* Exercise details *
Scan the records below. List lines holding "комн".

* Dataset listings of figures *
┄┄┄┄┄┄┄┄┄┄

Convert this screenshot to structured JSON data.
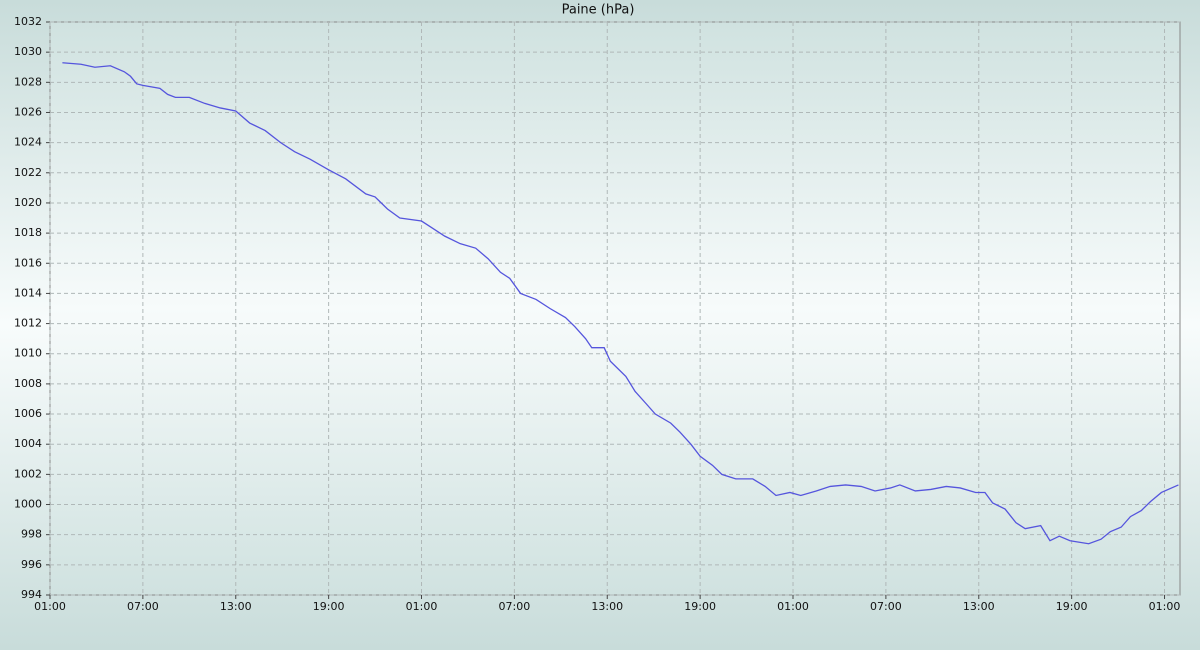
{
  "chart_data": {
    "type": "line",
    "title": "Paine (hPa)",
    "x": [
      0.8,
      2.0,
      2.9,
      3.9,
      4.8,
      5.2,
      5.6,
      6.0,
      7.1,
      7.6,
      8.1,
      9.0,
      10.0,
      11.0,
      12.0,
      12.9,
      13.9,
      14.9,
      15.8,
      16.8,
      18.0,
      19.1,
      20.4,
      21.0,
      21.8,
      22.6,
      24.0,
      24.6,
      25.5,
      26.5,
      27.5,
      28.3,
      29.1,
      29.7,
      30.4,
      31.4,
      32.3,
      33.3,
      33.9,
      34.6,
      35.0,
      35.8,
      36.2,
      37.2,
      37.8,
      38.5,
      39.1,
      40.1,
      40.7,
      41.4,
      42.0,
      42.8,
      43.4,
      44.3,
      45.4,
      46.2,
      46.9,
      47.8,
      48.5,
      49.5,
      50.4,
      51.4,
      52.4,
      53.3,
      54.3,
      54.9,
      55.9,
      56.9,
      57.9,
      58.8,
      59.8,
      60.4,
      60.9,
      61.7,
      62.4,
      63.0,
      64.0,
      64.6,
      65.2,
      65.9,
      67.1,
      67.9,
      68.5,
      69.2,
      69.8,
      70.5,
      71.1,
      71.8,
      72.9
    ],
    "series": [
      {
        "color": "#5555dd",
        "values": [
          1029.3,
          1029.2,
          1029.0,
          1029.1,
          1028.7,
          1028.4,
          1027.9,
          1027.8,
          1027.6,
          1027.2,
          1027.0,
          1027.0,
          1026.6,
          1026.3,
          1026.1,
          1025.3,
          1024.8,
          1024.0,
          1023.4,
          1022.9,
          1022.2,
          1021.6,
          1020.6,
          1020.4,
          1019.6,
          1019.0,
          1018.8,
          1018.4,
          1017.8,
          1017.3,
          1017.0,
          1016.3,
          1015.4,
          1015.0,
          1014.0,
          1013.6,
          1013.0,
          1012.4,
          1011.8,
          1011.0,
          1010.4,
          1010.4,
          1009.5,
          1008.5,
          1007.5,
          1006.7,
          1006.0,
          1005.4,
          1004.8,
          1004.0,
          1003.2,
          1002.6,
          1002.0,
          1001.7,
          1001.7,
          1001.2,
          1000.6,
          1000.8,
          1000.6,
          1000.9,
          1001.2,
          1001.3,
          1001.2,
          1000.9,
          1001.1,
          1001.3,
          1000.9,
          1001.0,
          1001.2,
          1001.1,
          1000.8,
          1000.8,
          1000.1,
          999.7,
          998.8,
          998.4,
          998.6,
          997.6,
          997.9,
          997.6,
          997.4,
          997.7,
          998.2,
          998.5,
          999.2,
          999.6,
          1000.2,
          1000.8,
          1001.3
        ]
      }
    ],
    "xlim": [
      0,
      73
    ],
    "xticks": [
      {
        "value": 0,
        "label": "01:00"
      },
      {
        "value": 6,
        "label": "07:00"
      },
      {
        "value": 12,
        "label": "13:00"
      },
      {
        "value": 18,
        "label": "19:00"
      },
      {
        "value": 24,
        "label": "01:00"
      },
      {
        "value": 30,
        "label": "07:00"
      },
      {
        "value": 36,
        "label": "13:00"
      },
      {
        "value": 42,
        "label": "19:00"
      },
      {
        "value": 48,
        "label": "01:00"
      },
      {
        "value": 54,
        "label": "07:00"
      },
      {
        "value": 60,
        "label": "13:00"
      },
      {
        "value": 66,
        "label": "19:00"
      },
      {
        "value": 72,
        "label": "01:00"
      }
    ],
    "ylim": [
      994,
      1032
    ],
    "yticks": [
      994,
      996,
      998,
      1000,
      1002,
      1004,
      1006,
      1008,
      1010,
      1012,
      1014,
      1016,
      1018,
      1020,
      1022,
      1024,
      1026,
      1028,
      1030,
      1032
    ],
    "grid": true
  }
}
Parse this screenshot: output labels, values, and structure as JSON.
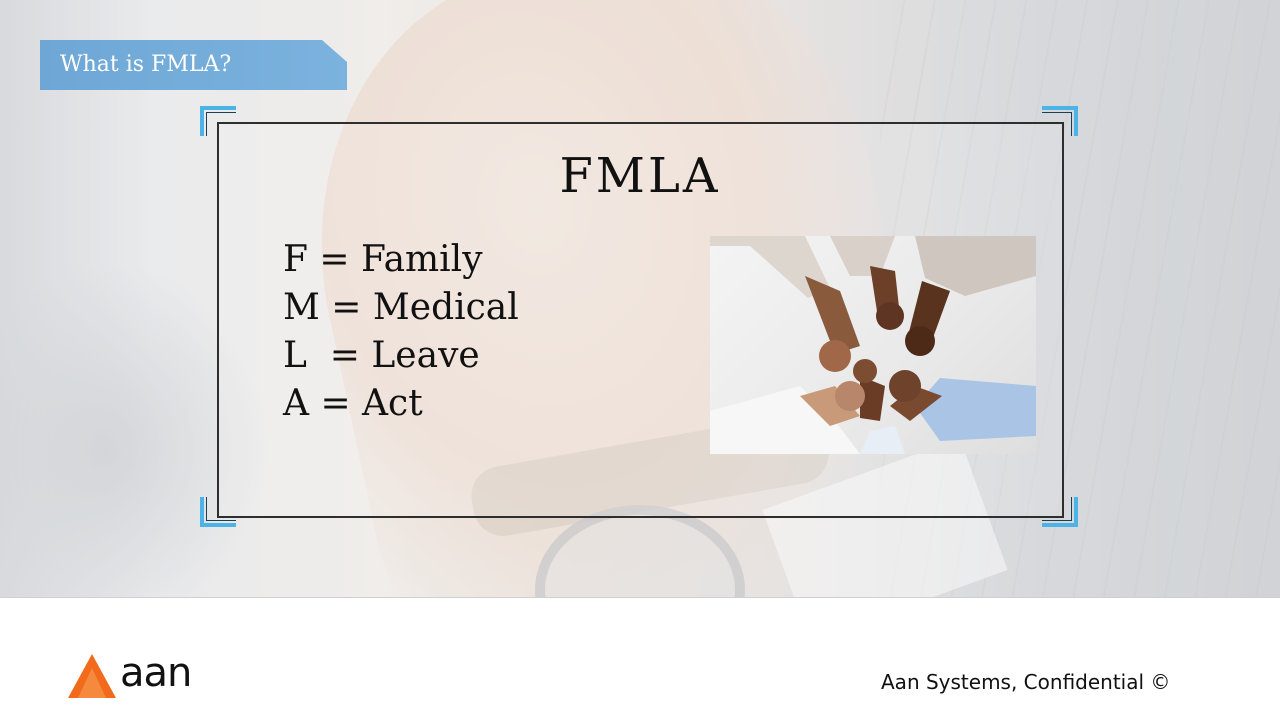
{
  "slide": {
    "section_tag": "What is FMLA?",
    "title": "FMLA",
    "acronym_lines": [
      "F = Family",
      "M = Medical",
      "L  = Leave",
      "A = Act"
    ]
  },
  "footer": {
    "logo_text": "aan",
    "note": "Aan Systems, Confidential ©"
  },
  "colors": {
    "tag_blue": "#6ea7d6",
    "corner_accent": "#4bb3e5",
    "logo_orange": "#f26a1b"
  },
  "icons": {
    "logo_mark": "orange-triangle-logo"
  }
}
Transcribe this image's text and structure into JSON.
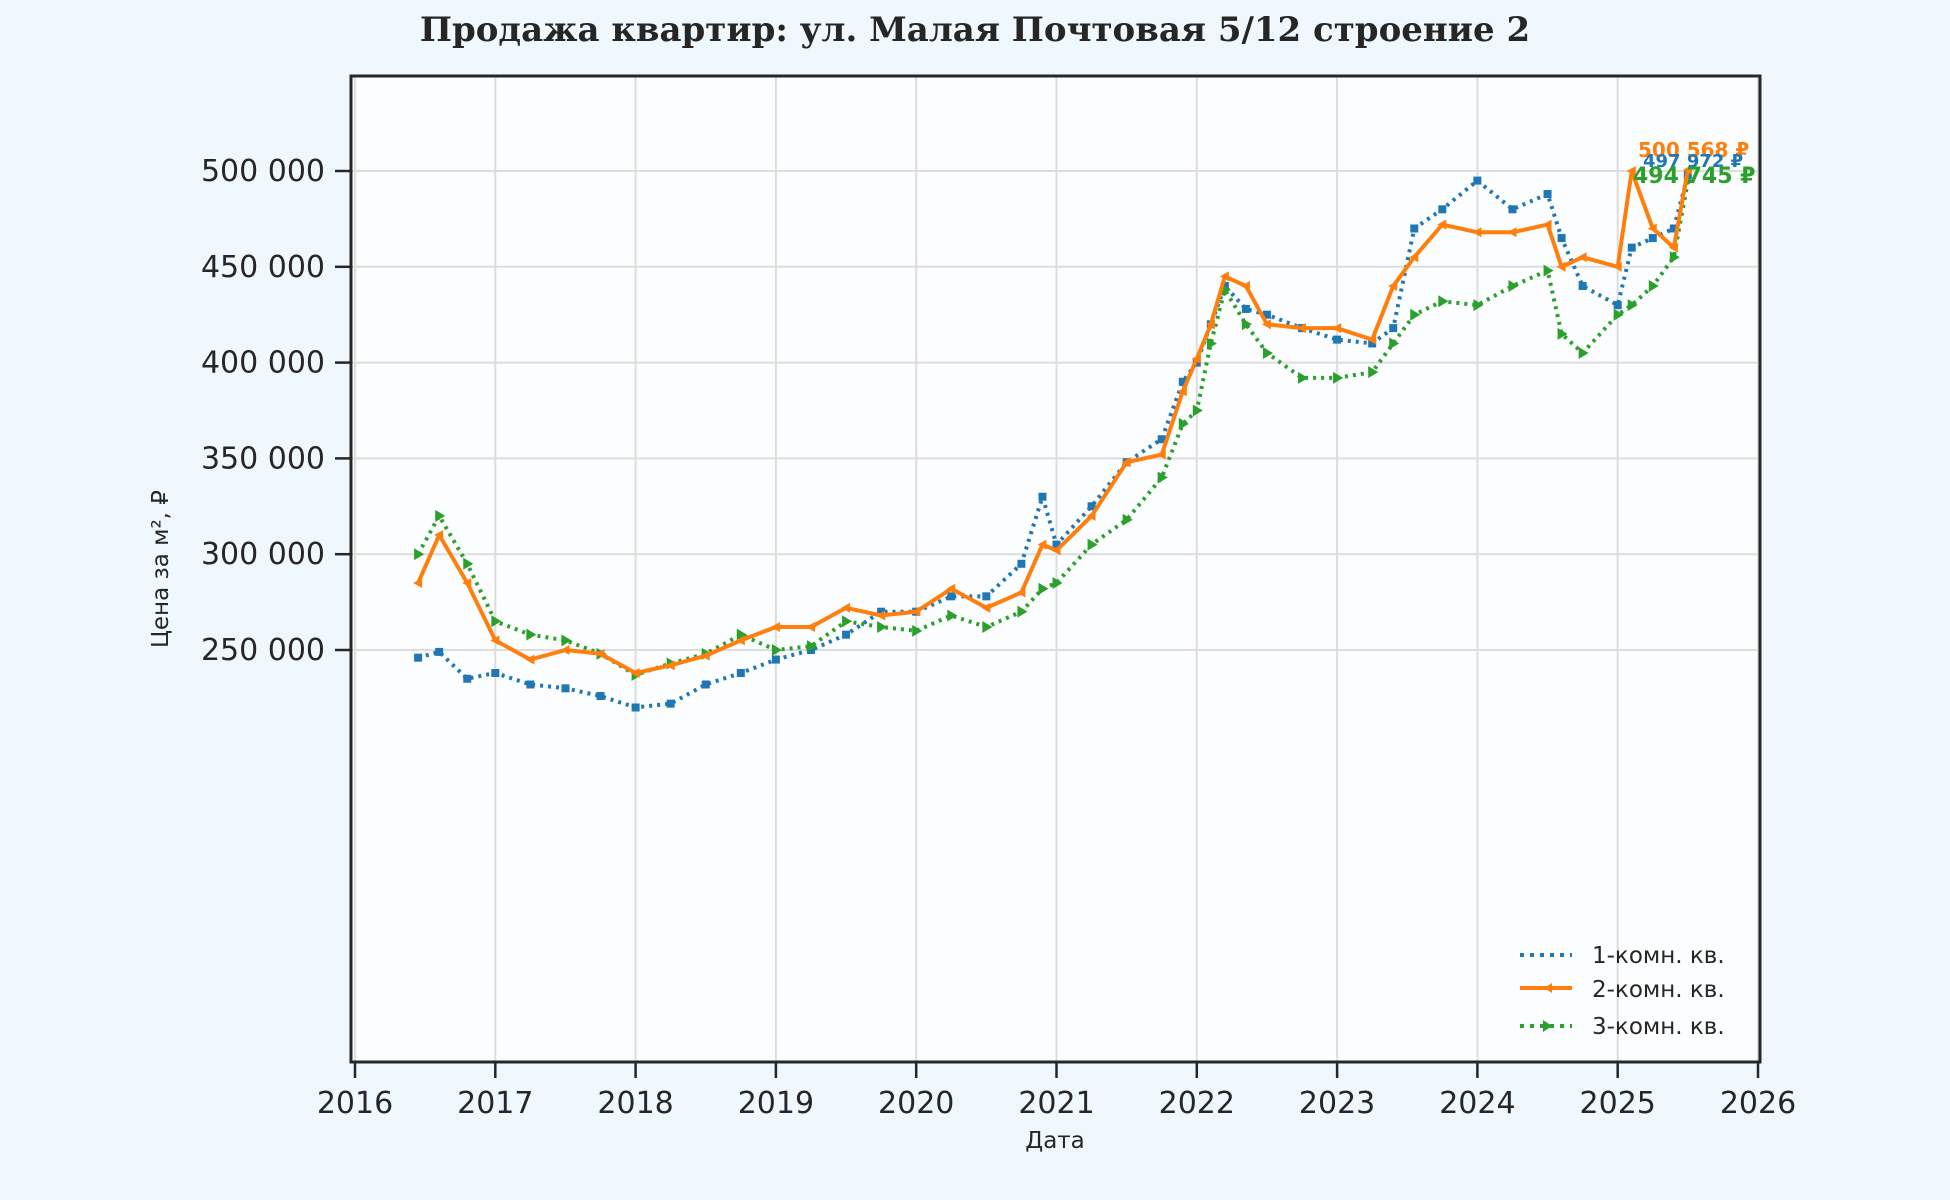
{
  "title": "Продажа квартир: ул. Малая Почтовая 5/12 строение 2",
  "chart_data": {
    "type": "line",
    "title": "Продажа квартир: ул. Малая Почтовая 5/12 строение 2",
    "xlabel": "Дата",
    "ylabel": "Цена за м², ₽",
    "xlim": [
      2016,
      2026
    ],
    "ylim": [
      205000,
      540000
    ],
    "x_ticks": [
      "2016",
      "2017",
      "2018",
      "2019",
      "2020",
      "2021",
      "2022",
      "2023",
      "2024",
      "2025",
      "2026"
    ],
    "y_ticks": [
      "250 000",
      "300 000",
      "350 000",
      "400 000",
      "450 000",
      "500 000"
    ],
    "y_tick_values": [
      250000,
      300000,
      350000,
      400000,
      450000,
      500000
    ],
    "grid": true,
    "legend_position": "lower right",
    "x": [
      2016.45,
      2016.6,
      2016.8,
      2017.0,
      2017.25,
      2017.5,
      2017.75,
      2018.0,
      2018.25,
      2018.5,
      2018.75,
      2019.0,
      2019.25,
      2019.5,
      2019.75,
      2020.0,
      2020.25,
      2020.5,
      2020.75,
      2020.9,
      2021.0,
      2021.25,
      2021.5,
      2021.75,
      2021.9,
      2022.0,
      2022.1,
      2022.2,
      2022.35,
      2022.5,
      2022.75,
      2023.0,
      2023.25,
      2023.4,
      2023.55,
      2023.75,
      2024.0,
      2024.25,
      2024.5,
      2024.6,
      2024.75,
      2025.0,
      2025.1,
      2025.25,
      2025.4,
      2025.5
    ],
    "series": [
      {
        "name": "1-комн. кв.",
        "color": "#1f77b4",
        "style": "dotted",
        "marker": "x",
        "values": [
          246000,
          249000,
          235000,
          238000,
          232000,
          230000,
          226000,
          220000,
          222000,
          232000,
          238000,
          245000,
          250000,
          258000,
          270000,
          270000,
          278000,
          278000,
          295000,
          330000,
          305000,
          325000,
          348000,
          360000,
          390000,
          400000,
          420000,
          440000,
          428000,
          425000,
          418000,
          412000,
          410000,
          418000,
          470000,
          480000,
          495000,
          480000,
          488000,
          465000,
          440000,
          430000,
          460000,
          465000,
          470000,
          497972
        ]
      },
      {
        "name": "2-комн. кв.",
        "color": "#ff7f0e",
        "style": "solid",
        "marker": "<",
        "values": [
          285000,
          310000,
          285000,
          255000,
          245000,
          250000,
          248000,
          238000,
          242000,
          247000,
          255000,
          262000,
          262000,
          272000,
          268000,
          270000,
          282000,
          272000,
          280000,
          305000,
          302000,
          320000,
          348000,
          352000,
          385000,
          402000,
          420000,
          445000,
          440000,
          420000,
          418000,
          418000,
          412000,
          440000,
          455000,
          472000,
          468000,
          468000,
          472000,
          450000,
          455000,
          450000,
          500000,
          470000,
          460000,
          500568
        ]
      },
      {
        "name": "3-комн. кв.",
        "color": "#2ca02c",
        "style": "dotted",
        "marker": ">",
        "values": [
          300000,
          320000,
          295000,
          265000,
          258000,
          255000,
          248000,
          237000,
          243000,
          248000,
          258000,
          250000,
          252000,
          265000,
          262000,
          260000,
          268000,
          262000,
          270000,
          282000,
          285000,
          305000,
          318000,
          340000,
          368000,
          375000,
          410000,
          438000,
          420000,
          405000,
          392000,
          392000,
          395000,
          410000,
          425000,
          432000,
          430000,
          440000,
          448000,
          415000,
          405000,
          425000,
          430000,
          440000,
          455000,
          494745
        ]
      }
    ],
    "annotations": [
      "500 568 ₽",
      "497 972 ₽",
      "494 745 ₽"
    ]
  },
  "legend": {
    "items": [
      {
        "label": "1-комн. кв.",
        "color": "#1f77b4"
      },
      {
        "label": "2-комн. кв.",
        "color": "#ff7f0e"
      },
      {
        "label": "3-комн. кв.",
        "color": "#2ca02c"
      }
    ]
  },
  "axes": {
    "xlabel": "Дата",
    "ylabel": "Цена за м², ₽"
  },
  "annotations": {
    "two_room": "500 568 ₽",
    "one_room": "497 972 ₽",
    "three_room": "494 745 ₽"
  }
}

┄┄┄┄┄┄┄┄┄┄

* Expected answer *
        "name": "1-комн. кв.",
        "name": "2-комн. кв.",
        "name": "3-комн. кв.",
        "label": "1-комн. кв.",
        "label": "2-комн. кв.",
        "label": "3-комн. кв.",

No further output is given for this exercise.